Problem
Copy out the records in full, word for word, without pictures.
-- Data provided start --
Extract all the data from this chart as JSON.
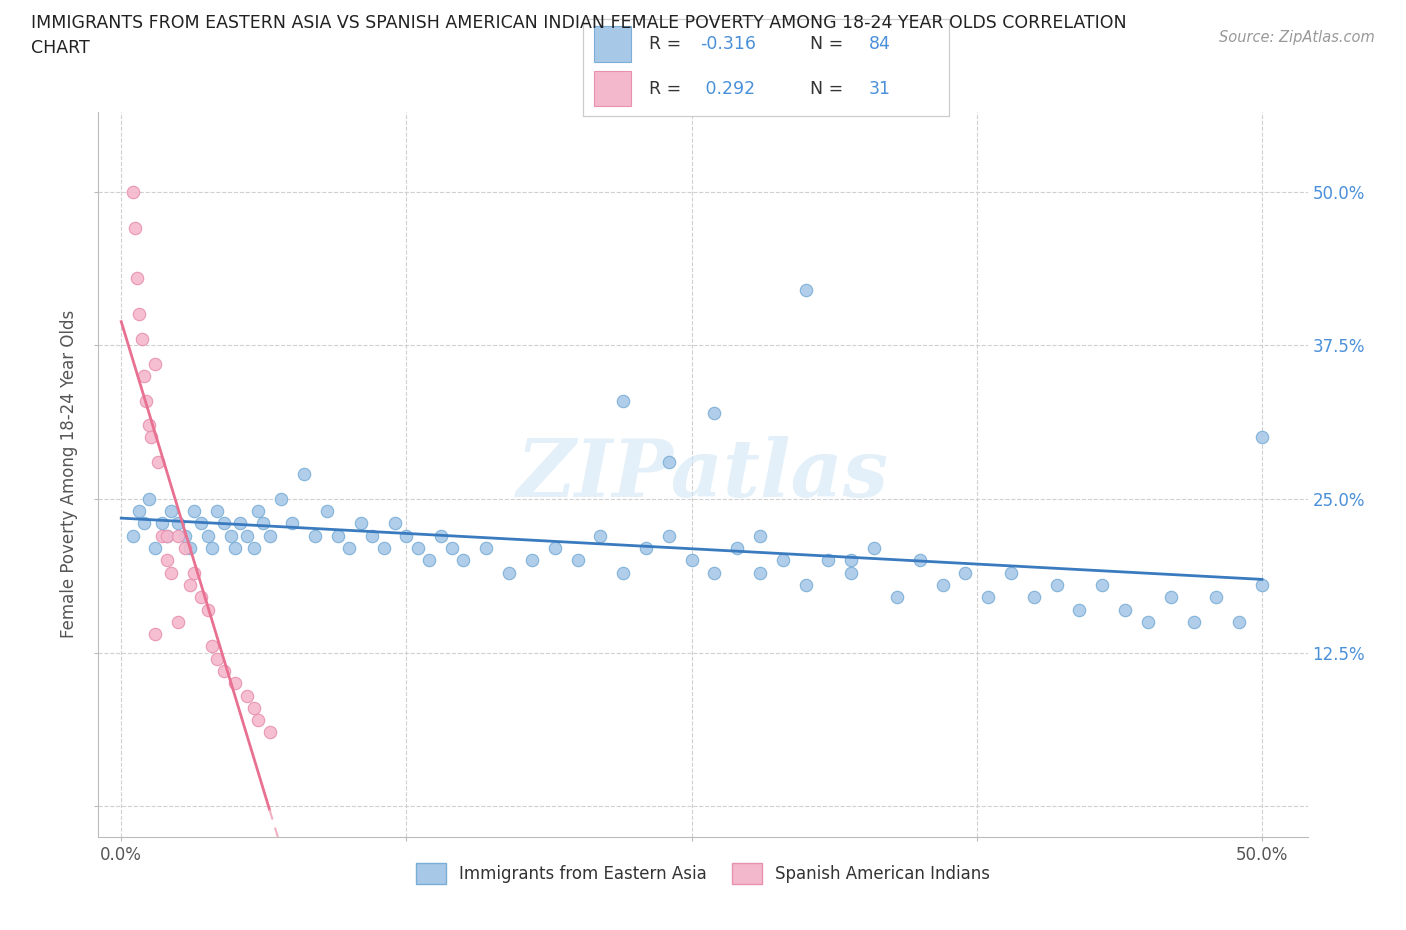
{
  "title_line1": "IMMIGRANTS FROM EASTERN ASIA VS SPANISH AMERICAN INDIAN FEMALE POVERTY AMONG 18-24 YEAR OLDS CORRELATION",
  "title_line2": "CHART",
  "source": "Source: ZipAtlas.com",
  "ylabel": "Female Poverty Among 18-24 Year Olds",
  "xlabel_blue": "Immigrants from Eastern Asia",
  "xlabel_pink": "Spanish American Indians",
  "blue_R": -0.316,
  "blue_N": 84,
  "pink_R": 0.292,
  "pink_N": 31,
  "blue_color": "#a8c8e8",
  "pink_color": "#f4b8cc",
  "blue_edge_color": "#7aaed6",
  "pink_edge_color": "#e890b0",
  "blue_line_color": "#3a7abf",
  "pink_line_color": "#e87090",
  "pink_dash_color": "#f0b0c0",
  "watermark": "ZIPatlas",
  "ytick_right_labels": [
    "",
    "12.5%",
    "25.0%",
    "37.5%",
    "50.0%"
  ],
  "ytick_vals": [
    0.0,
    0.125,
    0.25,
    0.375,
    0.5
  ],
  "xtick_vals": [
    0.0,
    0.125,
    0.25,
    0.375,
    0.5
  ],
  "xtick_labels": [
    "0.0%",
    "",
    "",
    "",
    "50.0%"
  ],
  "blue_x": [
    0.005,
    0.008,
    0.01,
    0.012,
    0.015,
    0.018,
    0.02,
    0.022,
    0.025,
    0.028,
    0.03,
    0.032,
    0.035,
    0.038,
    0.04,
    0.042,
    0.045,
    0.048,
    0.05,
    0.052,
    0.055,
    0.058,
    0.06,
    0.062,
    0.065,
    0.07,
    0.075,
    0.08,
    0.085,
    0.09,
    0.095,
    0.1,
    0.105,
    0.11,
    0.115,
    0.12,
    0.125,
    0.13,
    0.135,
    0.14,
    0.145,
    0.15,
    0.16,
    0.17,
    0.18,
    0.19,
    0.2,
    0.21,
    0.22,
    0.23,
    0.24,
    0.25,
    0.26,
    0.27,
    0.28,
    0.29,
    0.3,
    0.31,
    0.32,
    0.33,
    0.34,
    0.35,
    0.36,
    0.37,
    0.38,
    0.39,
    0.4,
    0.41,
    0.42,
    0.43,
    0.44,
    0.45,
    0.46,
    0.47,
    0.48,
    0.49,
    0.5,
    0.5,
    0.26,
    0.3,
    0.22,
    0.24,
    0.28,
    0.32
  ],
  "blue_y": [
    0.22,
    0.24,
    0.23,
    0.25,
    0.21,
    0.23,
    0.22,
    0.24,
    0.23,
    0.22,
    0.21,
    0.24,
    0.23,
    0.22,
    0.21,
    0.24,
    0.23,
    0.22,
    0.21,
    0.23,
    0.22,
    0.21,
    0.24,
    0.23,
    0.22,
    0.25,
    0.23,
    0.27,
    0.22,
    0.24,
    0.22,
    0.21,
    0.23,
    0.22,
    0.21,
    0.23,
    0.22,
    0.21,
    0.2,
    0.22,
    0.21,
    0.2,
    0.21,
    0.19,
    0.2,
    0.21,
    0.2,
    0.22,
    0.19,
    0.21,
    0.22,
    0.2,
    0.19,
    0.21,
    0.19,
    0.2,
    0.18,
    0.2,
    0.19,
    0.21,
    0.17,
    0.2,
    0.18,
    0.19,
    0.17,
    0.19,
    0.17,
    0.18,
    0.16,
    0.18,
    0.16,
    0.15,
    0.17,
    0.15,
    0.17,
    0.15,
    0.3,
    0.18,
    0.32,
    0.42,
    0.33,
    0.28,
    0.22,
    0.2
  ],
  "pink_x": [
    0.005,
    0.006,
    0.007,
    0.008,
    0.009,
    0.01,
    0.011,
    0.012,
    0.013,
    0.015,
    0.016,
    0.018,
    0.02,
    0.022,
    0.025,
    0.028,
    0.03,
    0.032,
    0.035,
    0.038,
    0.04,
    0.042,
    0.045,
    0.05,
    0.055,
    0.058,
    0.06,
    0.065,
    0.02,
    0.015,
    0.025
  ],
  "pink_y": [
    0.5,
    0.47,
    0.43,
    0.4,
    0.38,
    0.35,
    0.33,
    0.31,
    0.3,
    0.36,
    0.28,
    0.22,
    0.22,
    0.19,
    0.22,
    0.21,
    0.18,
    0.19,
    0.17,
    0.16,
    0.13,
    0.12,
    0.11,
    0.1,
    0.09,
    0.08,
    0.07,
    0.06,
    0.2,
    0.14,
    0.15
  ]
}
-- Data provided end --
In response
Extract all the data from this chart as JSON.
{
  "title_line1": "IMMIGRANTS FROM EASTERN ASIA VS SPANISH AMERICAN INDIAN FEMALE POVERTY AMONG 18-24 YEAR OLDS CORRELATION",
  "title_line2": "CHART",
  "source": "Source: ZipAtlas.com",
  "ylabel": "Female Poverty Among 18-24 Year Olds",
  "xlabel_blue": "Immigrants from Eastern Asia",
  "xlabel_pink": "Spanish American Indians",
  "blue_R": -0.316,
  "blue_N": 84,
  "pink_R": 0.292,
  "pink_N": 31,
  "blue_color": "#a8c8e8",
  "pink_color": "#f4b8cc",
  "blue_edge_color": "#7aaed6",
  "pink_edge_color": "#e890b0",
  "blue_line_color": "#3a7abf",
  "pink_line_color": "#e87090",
  "pink_dash_color": "#f0b0c0",
  "watermark": "ZIPatlas",
  "ytick_right_labels": [
    "",
    "12.5%",
    "25.0%",
    "37.5%",
    "50.0%"
  ],
  "ytick_vals": [
    0.0,
    0.125,
    0.25,
    0.375,
    0.5
  ],
  "xtick_vals": [
    0.0,
    0.125,
    0.25,
    0.375,
    0.5
  ],
  "xtick_labels": [
    "0.0%",
    "",
    "",
    "",
    "50.0%"
  ],
  "blue_x": [
    0.005,
    0.008,
    0.01,
    0.012,
    0.015,
    0.018,
    0.02,
    0.022,
    0.025,
    0.028,
    0.03,
    0.032,
    0.035,
    0.038,
    0.04,
    0.042,
    0.045,
    0.048,
    0.05,
    0.052,
    0.055,
    0.058,
    0.06,
    0.062,
    0.065,
    0.07,
    0.075,
    0.08,
    0.085,
    0.09,
    0.095,
    0.1,
    0.105,
    0.11,
    0.115,
    0.12,
    0.125,
    0.13,
    0.135,
    0.14,
    0.145,
    0.15,
    0.16,
    0.17,
    0.18,
    0.19,
    0.2,
    0.21,
    0.22,
    0.23,
    0.24,
    0.25,
    0.26,
    0.27,
    0.28,
    0.29,
    0.3,
    0.31,
    0.32,
    0.33,
    0.34,
    0.35,
    0.36,
    0.37,
    0.38,
    0.39,
    0.4,
    0.41,
    0.42,
    0.43,
    0.44,
    0.45,
    0.46,
    0.47,
    0.48,
    0.49,
    0.5,
    0.5,
    0.26,
    0.3,
    0.22,
    0.24,
    0.28,
    0.32
  ],
  "blue_y": [
    0.22,
    0.24,
    0.23,
    0.25,
    0.21,
    0.23,
    0.22,
    0.24,
    0.23,
    0.22,
    0.21,
    0.24,
    0.23,
    0.22,
    0.21,
    0.24,
    0.23,
    0.22,
    0.21,
    0.23,
    0.22,
    0.21,
    0.24,
    0.23,
    0.22,
    0.25,
    0.23,
    0.27,
    0.22,
    0.24,
    0.22,
    0.21,
    0.23,
    0.22,
    0.21,
    0.23,
    0.22,
    0.21,
    0.2,
    0.22,
    0.21,
    0.2,
    0.21,
    0.19,
    0.2,
    0.21,
    0.2,
    0.22,
    0.19,
    0.21,
    0.22,
    0.2,
    0.19,
    0.21,
    0.19,
    0.2,
    0.18,
    0.2,
    0.19,
    0.21,
    0.17,
    0.2,
    0.18,
    0.19,
    0.17,
    0.19,
    0.17,
    0.18,
    0.16,
    0.18,
    0.16,
    0.15,
    0.17,
    0.15,
    0.17,
    0.15,
    0.3,
    0.18,
    0.32,
    0.42,
    0.33,
    0.28,
    0.22,
    0.2
  ],
  "pink_x": [
    0.005,
    0.006,
    0.007,
    0.008,
    0.009,
    0.01,
    0.011,
    0.012,
    0.013,
    0.015,
    0.016,
    0.018,
    0.02,
    0.022,
    0.025,
    0.028,
    0.03,
    0.032,
    0.035,
    0.038,
    0.04,
    0.042,
    0.045,
    0.05,
    0.055,
    0.058,
    0.06,
    0.065,
    0.02,
    0.015,
    0.025
  ],
  "pink_y": [
    0.5,
    0.47,
    0.43,
    0.4,
    0.38,
    0.35,
    0.33,
    0.31,
    0.3,
    0.36,
    0.28,
    0.22,
    0.22,
    0.19,
    0.22,
    0.21,
    0.18,
    0.19,
    0.17,
    0.16,
    0.13,
    0.12,
    0.11,
    0.1,
    0.09,
    0.08,
    0.07,
    0.06,
    0.2,
    0.14,
    0.15
  ]
}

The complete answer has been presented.